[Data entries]
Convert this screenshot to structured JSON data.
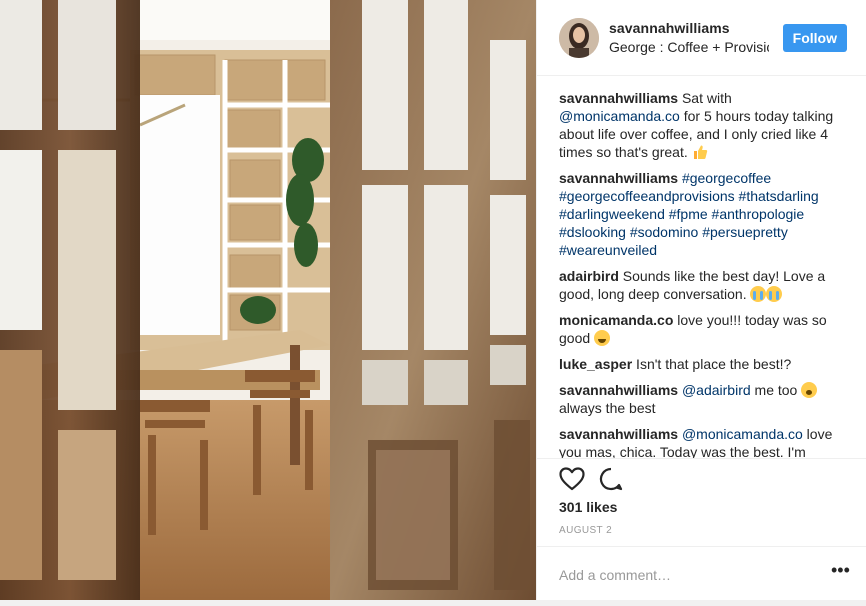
{
  "post": {
    "author": "savannahwilliams",
    "location": "George : Coffee + Provisions",
    "follow_label": "Follow",
    "likes": "301 likes",
    "date": "AUGUST 2",
    "add_comment_placeholder": "Add a comment…",
    "more_label": "•••"
  },
  "comments": [
    {
      "user": "savannahwilliams",
      "parts": [
        {
          "text": " Sat with "
        },
        {
          "link": "@monicamanda.co"
        },
        {
          "text": " for 5 hours today talking about life over coffee, and I only cried like 4 times so that's great. "
        }
      ],
      "emoji": "thumb"
    },
    {
      "user": "savannahwilliams",
      "parts": [
        {
          "text": " "
        },
        {
          "link": "#georgecoffee #georgecoffeeandprovisions #thatsdarling #darlingweekend #fpme #anthropologie #dslooking #sodomino #persuepretty #weareunveiled"
        }
      ],
      "emoji": ""
    },
    {
      "user": "adairbird",
      "parts": [
        {
          "text": " Sounds like the best day! Love a good, long deep conversation. "
        }
      ],
      "emoji": "cry2"
    },
    {
      "user": "monicamanda.co",
      "parts": [
        {
          "text": " love you!!! today was so good "
        }
      ],
      "emoji": "hug"
    },
    {
      "user": "luke_asper",
      "parts": [
        {
          "text": " Isn't that place the best!?"
        }
      ],
      "emoji": ""
    },
    {
      "user": "savannahwilliams",
      "parts": [
        {
          "text": " "
        },
        {
          "link": "@adairbird"
        },
        {
          "text": " me too "
        }
      ],
      "emoji": "weary",
      "tail": " always the best"
    },
    {
      "user": "savannahwilliams",
      "parts": [
        {
          "text": " "
        },
        {
          "link": "@monicamanda.co"
        },
        {
          "text": " love you mas, chica. Today was the best. I'm refueled "
        }
      ],
      "emoji": ""
    }
  ],
  "icons": {
    "like": "heart-icon",
    "comment": "comment-bubble-icon",
    "more": "more-options-icon"
  },
  "colors": {
    "follow_button": "#3897f0",
    "link": "#003569",
    "text": "#262626",
    "muted": "#999999"
  }
}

- _EXERCISE OBJECTIVE_: Using the records above, gather all lines where the string "best" is present.

- _WRITTEN ANSWER_:
          "text": " Sounds like the best day! Love a good, long deep conversation. "
          "text": " Isn't that place the best!?"
      "tail": " always the best"
          "text": " love you mas, chica. Today was the best. I'm refueled "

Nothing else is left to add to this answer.